*Exercise task:* Scan each line of the records for the word "this" and extract the ones that have it.

(Collected data)

━━━━━━━━━━━━━━━━

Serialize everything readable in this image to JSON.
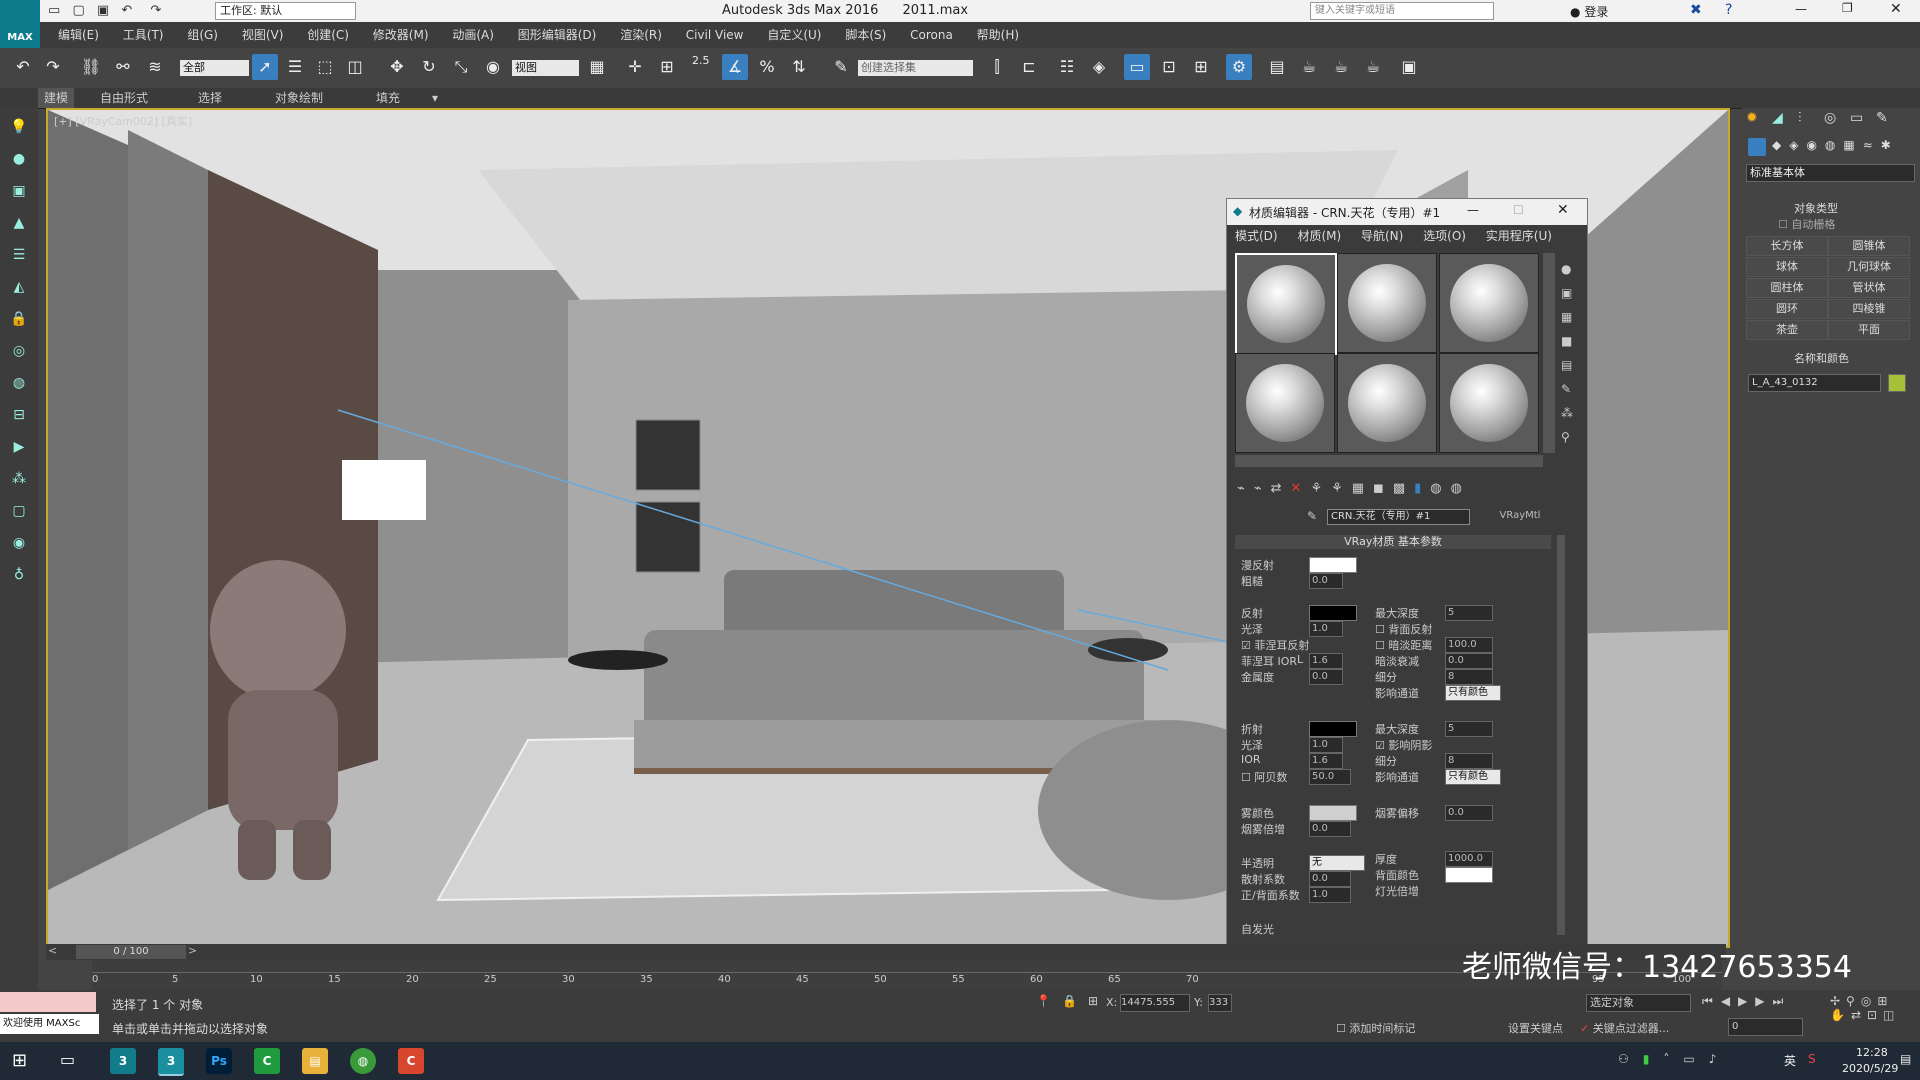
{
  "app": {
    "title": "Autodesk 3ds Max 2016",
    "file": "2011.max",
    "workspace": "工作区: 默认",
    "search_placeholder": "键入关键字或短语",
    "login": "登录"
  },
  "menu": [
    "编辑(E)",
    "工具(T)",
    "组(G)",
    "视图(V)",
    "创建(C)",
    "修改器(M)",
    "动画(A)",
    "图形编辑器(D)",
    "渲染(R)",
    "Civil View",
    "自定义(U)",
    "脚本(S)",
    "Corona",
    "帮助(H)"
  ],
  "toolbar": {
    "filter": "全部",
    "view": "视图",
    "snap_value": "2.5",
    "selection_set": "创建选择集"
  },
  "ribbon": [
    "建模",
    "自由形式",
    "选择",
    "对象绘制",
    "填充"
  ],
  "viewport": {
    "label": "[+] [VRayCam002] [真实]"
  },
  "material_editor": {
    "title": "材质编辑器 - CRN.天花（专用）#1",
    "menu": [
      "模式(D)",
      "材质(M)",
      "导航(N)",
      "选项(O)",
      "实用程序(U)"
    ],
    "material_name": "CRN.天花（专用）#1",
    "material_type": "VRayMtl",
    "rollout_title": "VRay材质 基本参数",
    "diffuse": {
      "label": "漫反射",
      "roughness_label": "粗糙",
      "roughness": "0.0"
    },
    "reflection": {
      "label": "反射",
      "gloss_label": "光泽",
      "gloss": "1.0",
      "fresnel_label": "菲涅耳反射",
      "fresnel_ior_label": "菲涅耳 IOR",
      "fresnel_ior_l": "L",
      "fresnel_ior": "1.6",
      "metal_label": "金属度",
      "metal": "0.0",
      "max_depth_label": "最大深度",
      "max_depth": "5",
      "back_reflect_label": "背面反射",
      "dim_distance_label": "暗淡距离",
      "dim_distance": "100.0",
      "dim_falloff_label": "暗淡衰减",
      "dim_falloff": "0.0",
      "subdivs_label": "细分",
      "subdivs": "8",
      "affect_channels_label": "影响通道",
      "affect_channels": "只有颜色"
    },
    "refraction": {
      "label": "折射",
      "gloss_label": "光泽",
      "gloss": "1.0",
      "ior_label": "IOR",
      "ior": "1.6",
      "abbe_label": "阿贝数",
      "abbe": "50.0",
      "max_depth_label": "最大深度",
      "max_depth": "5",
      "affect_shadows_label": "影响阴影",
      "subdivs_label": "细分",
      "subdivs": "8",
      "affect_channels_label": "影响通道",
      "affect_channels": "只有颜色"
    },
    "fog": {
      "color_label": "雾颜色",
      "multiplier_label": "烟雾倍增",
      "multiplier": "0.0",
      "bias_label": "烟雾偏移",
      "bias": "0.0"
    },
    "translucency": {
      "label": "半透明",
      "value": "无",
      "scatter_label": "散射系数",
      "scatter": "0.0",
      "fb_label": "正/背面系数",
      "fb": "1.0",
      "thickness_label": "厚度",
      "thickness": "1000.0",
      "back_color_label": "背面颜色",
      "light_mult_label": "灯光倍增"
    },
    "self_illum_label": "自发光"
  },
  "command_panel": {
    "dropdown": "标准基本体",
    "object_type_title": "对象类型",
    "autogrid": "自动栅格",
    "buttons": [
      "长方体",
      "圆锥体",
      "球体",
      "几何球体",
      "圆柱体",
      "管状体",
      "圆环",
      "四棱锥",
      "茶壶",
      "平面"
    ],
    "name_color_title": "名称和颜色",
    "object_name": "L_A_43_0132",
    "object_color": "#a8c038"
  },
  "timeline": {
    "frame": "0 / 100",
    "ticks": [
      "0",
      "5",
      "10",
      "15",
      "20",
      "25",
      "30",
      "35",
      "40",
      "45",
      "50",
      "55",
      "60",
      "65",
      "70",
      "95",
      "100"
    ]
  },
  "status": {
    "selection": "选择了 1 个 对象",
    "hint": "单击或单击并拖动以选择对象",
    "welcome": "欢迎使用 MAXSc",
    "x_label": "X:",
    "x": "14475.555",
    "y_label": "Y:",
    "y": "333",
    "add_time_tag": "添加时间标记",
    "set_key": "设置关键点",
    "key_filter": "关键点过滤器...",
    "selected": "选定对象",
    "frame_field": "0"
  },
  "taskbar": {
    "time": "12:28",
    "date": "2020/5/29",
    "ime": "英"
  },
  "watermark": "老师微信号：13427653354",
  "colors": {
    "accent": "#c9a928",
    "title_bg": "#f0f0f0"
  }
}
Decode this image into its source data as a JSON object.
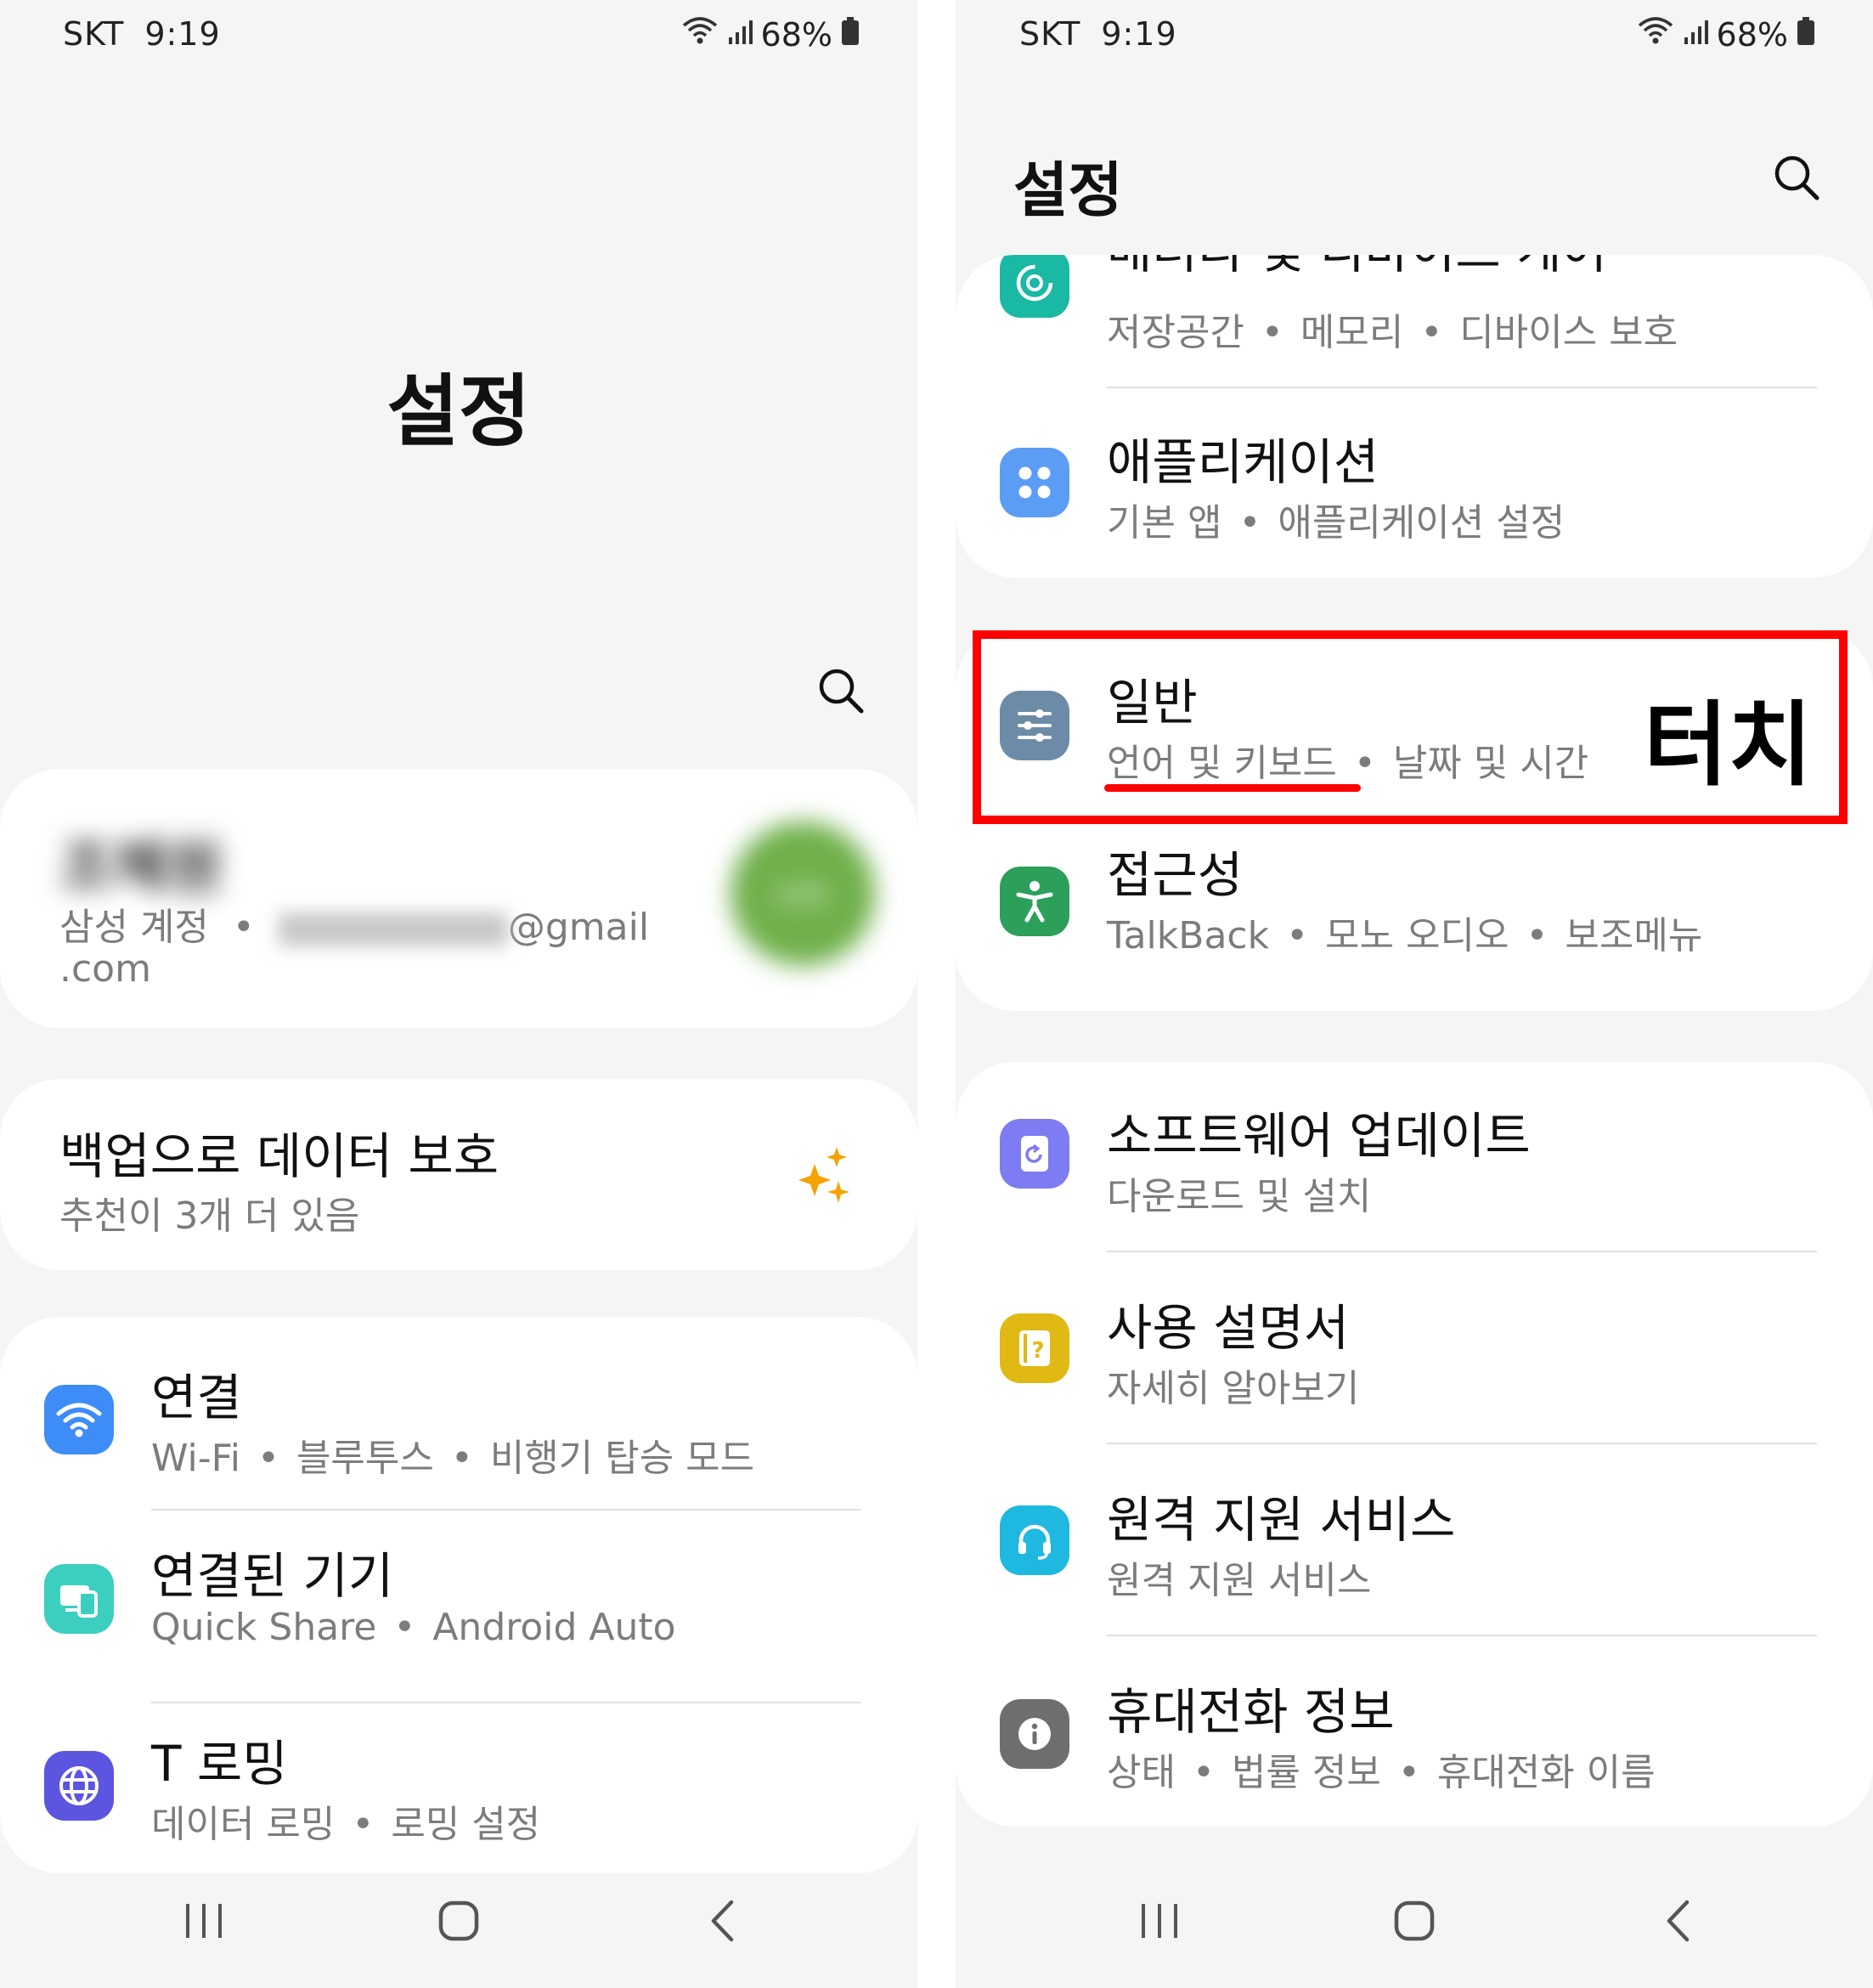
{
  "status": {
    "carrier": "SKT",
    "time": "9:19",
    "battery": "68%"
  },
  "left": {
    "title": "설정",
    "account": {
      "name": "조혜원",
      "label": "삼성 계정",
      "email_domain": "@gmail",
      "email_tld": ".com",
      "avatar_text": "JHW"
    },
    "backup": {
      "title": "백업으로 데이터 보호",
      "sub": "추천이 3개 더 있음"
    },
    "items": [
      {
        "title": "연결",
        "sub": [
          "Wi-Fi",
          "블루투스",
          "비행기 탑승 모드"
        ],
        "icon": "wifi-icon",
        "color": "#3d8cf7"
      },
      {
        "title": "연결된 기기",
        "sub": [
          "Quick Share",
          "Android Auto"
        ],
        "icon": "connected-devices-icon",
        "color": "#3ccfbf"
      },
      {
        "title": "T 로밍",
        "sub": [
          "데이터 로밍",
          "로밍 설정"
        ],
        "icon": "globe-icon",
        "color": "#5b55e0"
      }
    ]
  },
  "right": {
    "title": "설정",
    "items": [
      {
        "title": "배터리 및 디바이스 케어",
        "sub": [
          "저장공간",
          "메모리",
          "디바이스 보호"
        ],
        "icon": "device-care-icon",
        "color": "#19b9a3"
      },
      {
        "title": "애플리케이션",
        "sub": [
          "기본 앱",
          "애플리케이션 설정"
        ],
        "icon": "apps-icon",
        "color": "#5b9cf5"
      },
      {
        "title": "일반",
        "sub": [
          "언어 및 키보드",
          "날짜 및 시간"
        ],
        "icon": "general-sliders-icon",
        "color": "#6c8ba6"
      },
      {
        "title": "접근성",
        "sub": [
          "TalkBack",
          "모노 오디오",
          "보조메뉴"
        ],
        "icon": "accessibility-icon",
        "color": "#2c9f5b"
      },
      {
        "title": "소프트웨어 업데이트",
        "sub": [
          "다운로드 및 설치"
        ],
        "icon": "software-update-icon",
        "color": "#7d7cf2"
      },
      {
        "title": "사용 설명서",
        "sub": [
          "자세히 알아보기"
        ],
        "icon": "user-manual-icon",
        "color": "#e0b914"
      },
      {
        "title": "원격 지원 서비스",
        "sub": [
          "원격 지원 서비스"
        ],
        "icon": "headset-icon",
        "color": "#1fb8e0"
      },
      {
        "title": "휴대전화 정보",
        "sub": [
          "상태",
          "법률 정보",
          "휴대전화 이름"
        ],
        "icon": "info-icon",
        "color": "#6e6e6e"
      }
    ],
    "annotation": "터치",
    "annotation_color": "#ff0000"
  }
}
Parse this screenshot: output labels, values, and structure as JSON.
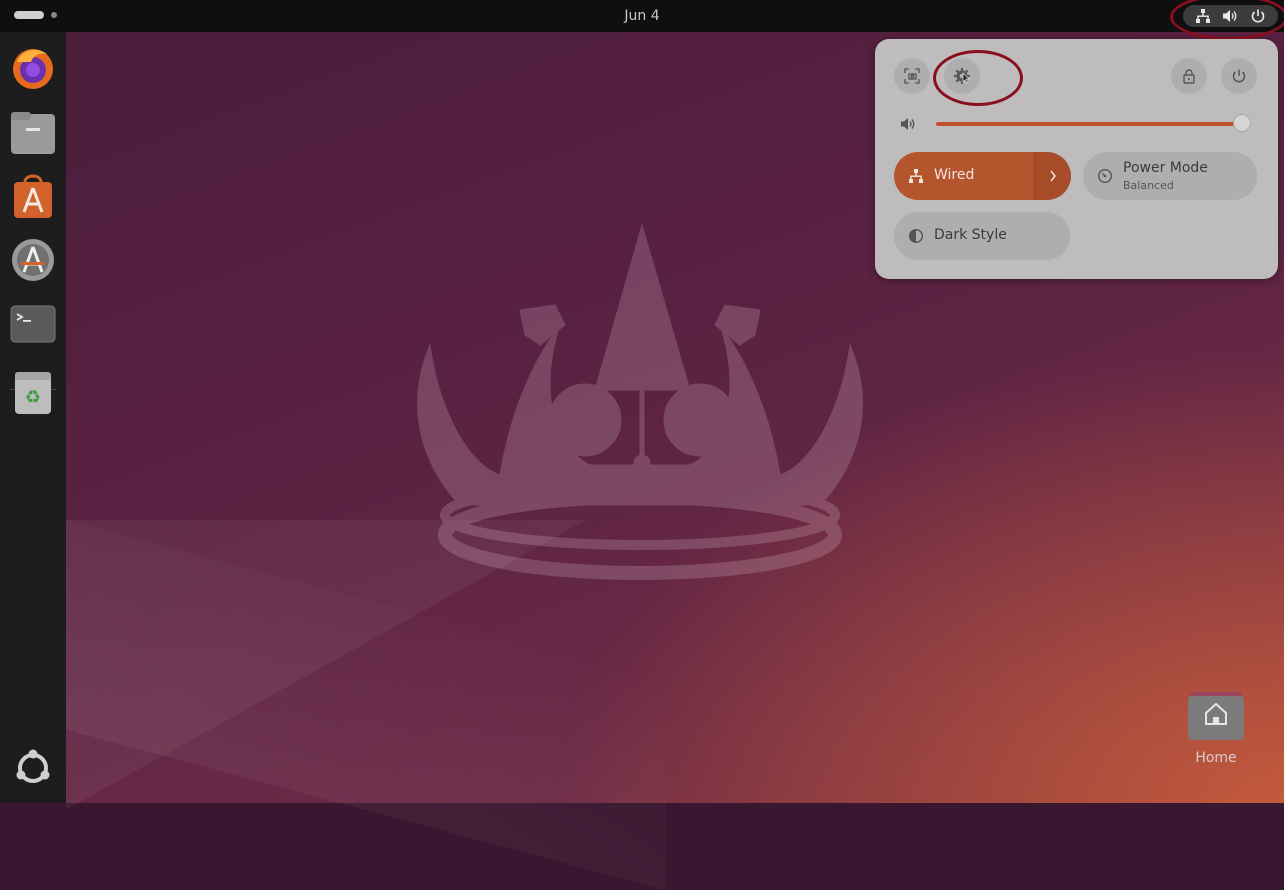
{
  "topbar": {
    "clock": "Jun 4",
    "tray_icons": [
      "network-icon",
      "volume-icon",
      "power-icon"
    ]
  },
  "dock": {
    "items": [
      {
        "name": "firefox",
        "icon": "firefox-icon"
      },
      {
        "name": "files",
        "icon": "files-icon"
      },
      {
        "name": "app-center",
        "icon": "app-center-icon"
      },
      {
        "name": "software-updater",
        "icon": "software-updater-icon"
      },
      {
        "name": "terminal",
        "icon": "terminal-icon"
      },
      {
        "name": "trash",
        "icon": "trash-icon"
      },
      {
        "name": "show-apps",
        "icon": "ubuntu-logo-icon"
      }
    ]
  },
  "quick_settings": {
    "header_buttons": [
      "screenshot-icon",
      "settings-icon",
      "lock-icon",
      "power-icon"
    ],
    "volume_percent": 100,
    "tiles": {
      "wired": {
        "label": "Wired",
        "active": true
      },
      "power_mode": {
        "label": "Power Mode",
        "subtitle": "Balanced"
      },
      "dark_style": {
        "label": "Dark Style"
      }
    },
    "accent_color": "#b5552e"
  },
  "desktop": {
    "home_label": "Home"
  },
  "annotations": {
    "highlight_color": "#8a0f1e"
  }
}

━━━━━━━━━━━━━━━━

*Expected answer:*
Serialize everything readable in this image to JSON.
Decode this image into its source data as a JSON object.
Parse this screenshot: output labels, values, and structure as JSON.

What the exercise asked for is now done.